▸ **Task instructions**: Gather each line of the records where "count" appears.

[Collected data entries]
━━━
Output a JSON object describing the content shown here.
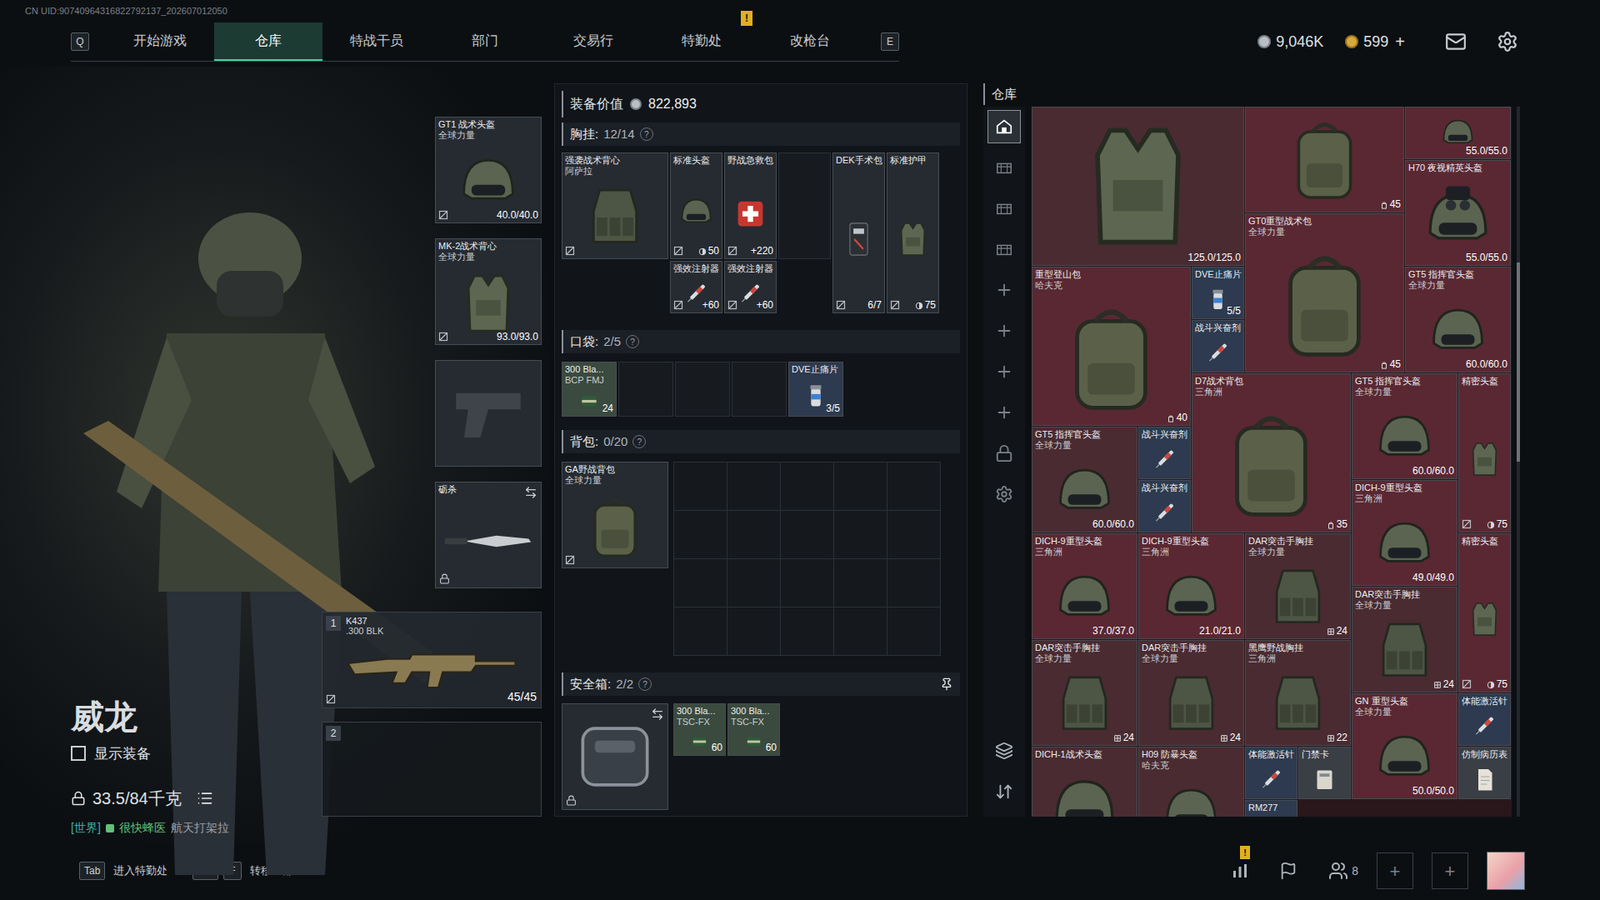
{
  "uid": "CN UID:90740964316822792137_202607012050",
  "nav": {
    "prev_key": "Q",
    "next_key": "E",
    "alert_mark": "!",
    "tabs": [
      {
        "label": "开始游戏",
        "selected": false,
        "alert": false
      },
      {
        "label": "仓库",
        "selected": true,
        "alert": false
      },
      {
        "label": "特战干员",
        "selected": false,
        "alert": false
      },
      {
        "label": "部门",
        "selected": false,
        "alert": false
      },
      {
        "label": "交易行",
        "selected": false,
        "alert": false
      },
      {
        "label": "特勤处",
        "selected": false,
        "alert": true
      },
      {
        "label": "改枪台",
        "selected": false,
        "alert": false
      }
    ]
  },
  "currency": {
    "coins": "9,046K",
    "gold": "599",
    "add": "+"
  },
  "character": {
    "name": "威龙",
    "show_gear": {
      "label": "显示装备",
      "checked": false
    },
    "weight": "33.5/84千克",
    "chat": {
      "channel": "[世界]",
      "user": "很快蜂医",
      "message": "航天打架拉"
    }
  },
  "gear_slots": [
    {
      "kind": "helmet",
      "name": "GT1 战术头盔",
      "faction": "全球力量",
      "value": "40.0/40.0",
      "bound": true,
      "empty": false,
      "locked": false,
      "swappable": false
    },
    {
      "kind": "armor",
      "name": "MK-2战术背心",
      "faction": "全球力量",
      "value": "93.0/93.0",
      "bound": true,
      "empty": false,
      "locked": false,
      "swappable": false
    },
    {
      "kind": "pistol",
      "empty": true,
      "bound": false,
      "locked": false,
      "swappable": false
    },
    {
      "kind": "knife",
      "name": "砺杀",
      "empty": false,
      "bound": false,
      "locked": true,
      "swappable": true
    }
  ],
  "weapons": [
    {
      "slot": "1",
      "name": "K437",
      "caliber": ".300 BLK",
      "ammo": "45/45",
      "bound": true,
      "empty": false
    },
    {
      "slot": "2",
      "empty": true,
      "bound": false
    }
  ],
  "loadout": {
    "value_label": "装备价值",
    "value": "822,893",
    "rig": {
      "title": "胸挂:",
      "count": "12/14",
      "help": "?",
      "container": {
        "kind": "rig",
        "name": "强袭战术背心",
        "faction": "阿萨拉",
        "bound": true
      },
      "items": [
        {
          "kind": "helmet",
          "name": "标准头盔",
          "value": "50",
          "badge": "shield",
          "bound": true
        },
        {
          "kind": "medkit",
          "name": "野战急救包",
          "value": "+220",
          "badge": "none",
          "bound": true
        },
        {
          "kind": "empty"
        },
        {
          "kind": "surgery",
          "name": "DEK手术包",
          "value": "6/7",
          "badge": "none",
          "bound": true
        },
        {
          "kind": "armor",
          "name": "标准护甲",
          "value": "75",
          "badge": "shield",
          "bound": true
        },
        {
          "kind": "stim",
          "name": "强效注射器",
          "value": "+60",
          "badge": "none",
          "bound": true
        },
        {
          "kind": "stim",
          "name": "强效注射器",
          "value": "+60",
          "badge": "none",
          "bound": true
        }
      ]
    },
    "pockets": {
      "title": "口袋:",
      "count": "2/5",
      "help": "?",
      "items": [
        {
          "kind": "ammo",
          "name": "300 Bla...",
          "faction": "BCP FMJ",
          "value": "24",
          "badge": "none",
          "bound": false,
          "color": "#3a4a3e"
        },
        {
          "kind": "empty"
        },
        {
          "kind": "empty"
        },
        {
          "kind": "empty"
        },
        {
          "kind": "pill",
          "name": "DVE止痛片",
          "value": "3/5",
          "badge": "none",
          "bound": false,
          "color": "#2d3a4f"
        }
      ]
    },
    "backpack": {
      "title": "背包:",
      "count": "0/20",
      "help": "?",
      "container": {
        "kind": "backpack",
        "name": "GA野战背包",
        "faction": "全球力量",
        "bound": true
      },
      "cells": 20
    },
    "safe": {
      "title": "安全箱:",
      "count": "2/2",
      "help": "?",
      "pinned": true,
      "container": {
        "kind": "safe",
        "locked": true,
        "swappable": true
      },
      "items": [
        {
          "kind": "ammo",
          "name": "300 Bla...",
          "faction": "TSC-FX",
          "value": "60",
          "badge": "none",
          "bound": false,
          "color": "#3a4a3e"
        },
        {
          "kind": "ammo",
          "name": "300 Bla...",
          "faction": "TSC-FX",
          "value": "60",
          "badge": "none",
          "bound": false,
          "color": "#3a4a3e"
        }
      ]
    }
  },
  "warehouse": {
    "title": "仓库",
    "sidebar": [
      {
        "kind": "home",
        "selected": true
      },
      {
        "kind": "box",
        "selected": false
      },
      {
        "kind": "box",
        "selected": false
      },
      {
        "kind": "box",
        "selected": false
      },
      {
        "kind": "add",
        "selected": false
      },
      {
        "kind": "add",
        "selected": false
      },
      {
        "kind": "add",
        "selected": false
      },
      {
        "kind": "add",
        "selected": false
      },
      {
        "kind": "lock",
        "selected": false
      },
      {
        "kind": "settings",
        "selected": false
      }
    ],
    "tools": [
      {
        "kind": "layers"
      },
      {
        "kind": "sort"
      }
    ],
    "scroll": {
      "offset": 0.22,
      "size": 0.28
    },
    "items": [
      {
        "kind": "armor",
        "value": "125.0/125.0",
        "badge": "none",
        "bound": false,
        "color": "#4a2b31"
      },
      {
        "kind": "backpack",
        "value": "45",
        "badge": "bag",
        "bound": false,
        "color": "#5a2832"
      },
      {
        "kind": "helmet",
        "value": "55.0/55.0",
        "badge": "none",
        "bound": false,
        "color": "#5a2832"
      },
      {
        "kind": "nvg",
        "name": "H70 夜视精英头盔",
        "value": "55.0/55.0",
        "badge": "none",
        "bound": false,
        "color": "#5a2832"
      },
      {
        "kind": "backpack",
        "name": "GT0重型战术包",
        "faction": "全球力量",
        "value": "45",
        "badge": "bag",
        "bound": false,
        "color": "#5a2832"
      },
      {
        "kind": "backpack",
        "name": "重型登山包",
        "faction": "哈夫克",
        "value": "40",
        "badge": "bag",
        "bound": false,
        "color": "#5a2832"
      },
      {
        "kind": "pill",
        "name": "DVE止痛片",
        "value": "5/5",
        "badge": "none",
        "bound": false,
        "color": "#2d3a4f"
      },
      {
        "kind": "stim",
        "name": "战斗兴奋剂",
        "bound": false,
        "color": "#2d3a4f"
      },
      {
        "kind": "helmet",
        "name": "GT5 指挥官头盔",
        "faction": "全球力量",
        "value": "60.0/60.0",
        "badge": "none",
        "bound": false,
        "color": "#5a2832"
      },
      {
        "kind": "backpack",
        "name": "D7战术背包",
        "faction": "三角洲",
        "value": "35",
        "badge": "bag",
        "bound": false,
        "color": "#5a2832"
      },
      {
        "kind": "helmet",
        "name": "GT5 指挥官头盔",
        "faction": "全球力量",
        "value": "60.0/60.0",
        "badge": "none",
        "bound": false,
        "color": "#5a2832"
      },
      {
        "kind": "armor",
        "name": "精密头盔",
        "value": "75",
        "badge": "shield",
        "bound": true,
        "color": "#5a2832"
      },
      {
        "kind": "helmet",
        "name": "GT5 指挥官头盔",
        "faction": "全球力量",
        "value": "60.0/60.0",
        "badge": "none",
        "bound": false,
        "color": "#4a2b31"
      },
      {
        "kind": "stim",
        "name": "战斗兴奋剂",
        "bound": false,
        "color": "#2d3a4f"
      },
      {
        "kind": "stim",
        "name": "战斗兴奋剂",
        "bound": false,
        "color": "#2d3a4f"
      },
      {
        "kind": "helmet",
        "name": "DICH-9重型头盔",
        "faction": "三角洲",
        "value": "49.0/49.0",
        "badge": "none",
        "bound": false,
        "color": "#5a2832"
      },
      {
        "kind": "helmet",
        "name": "DICH-9重型头盔",
        "faction": "三角洲",
        "value": "37.0/37.0",
        "badge": "none",
        "bound": false,
        "color": "#5a2832"
      },
      {
        "kind": "helmet",
        "name": "DICH-9重型头盔",
        "faction": "三角洲",
        "value": "21.0/21.0",
        "badge": "none",
        "bound": false,
        "color": "#5a2832"
      },
      {
        "kind": "rig",
        "name": "DAR突击手胸挂",
        "faction": "全球力量",
        "value": "24",
        "badge": "grid",
        "bound": false,
        "color": "#4a2b31"
      },
      {
        "kind": "armor",
        "name": "精密头盔",
        "value": "75",
        "badge": "shield",
        "bound": true,
        "color": "#5a2832"
      },
      {
        "kind": "rig",
        "name": "DAR突击手胸挂",
        "faction": "全球力量",
        "value": "24",
        "badge": "grid",
        "bound": false,
        "color": "#4a2b31"
      },
      {
        "kind": "rig",
        "name": "DAR突击手胸挂",
        "faction": "全球力量",
        "value": "24",
        "badge": "grid",
        "bound": false,
        "color": "#4a2b31"
      },
      {
        "kind": "rig",
        "name": "DAR突击手胸挂",
        "faction": "全球力量",
        "value": "24",
        "badge": "grid",
        "bound": false,
        "color": "#4a2b31"
      },
      {
        "kind": "rig",
        "name": "黑鹰野战胸挂",
        "faction": "三角洲",
        "value": "22",
        "badge": "grid",
        "bound": false,
        "color": "#4a2b31"
      },
      {
        "kind": "helmet",
        "name": "GN 重型头盔",
        "faction": "全球力量",
        "value": "50.0/50.0",
        "badge": "none",
        "bound": false,
        "color": "#5a2832"
      },
      {
        "kind": "stim",
        "name": "体能激活针",
        "bound": false,
        "color": "#2d3a4f"
      },
      {
        "kind": "helmet",
        "name": "DICH-1战术头盔",
        "bound": false,
        "color": "#4a2b31"
      },
      {
        "kind": "helmet",
        "name": "H09 防暴头盔",
        "faction": "哈夫克",
        "bound": false,
        "color": "#4a2b31"
      },
      {
        "kind": "stim",
        "name": "体能激活针",
        "bound": false,
        "color": "#2d3a4f"
      },
      {
        "kind": "ammo",
        "name": "RM277",
        "bound": false,
        "color": "#2d3a4f"
      },
      {
        "kind": "card",
        "name": "门禁卡",
        "bound": false,
        "color": "#3a3e45"
      },
      {
        "kind": "doc",
        "name": "仿制病历表",
        "bound": false,
        "color": "#3a3e45"
      }
    ]
  },
  "bottom_bar": {
    "hints": [
      {
        "keys": [
          "Tab"
        ],
        "label": "进入特勤处"
      },
      {
        "keys": [
          "Ctrl",
          "F"
        ],
        "label": "转移全部"
      }
    ],
    "alert_mark": "!",
    "tools": [
      {
        "kind": "stats",
        "alert": true
      },
      {
        "kind": "flag",
        "alert": false
      }
    ],
    "friends": "8",
    "slots": [
      "+",
      "+"
    ]
  }
}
━━━
▸ **Solution to this exercise**:
      "count": "12/14",
      "count": "2/5",
      "count": "0/20",
      "count": "2/2",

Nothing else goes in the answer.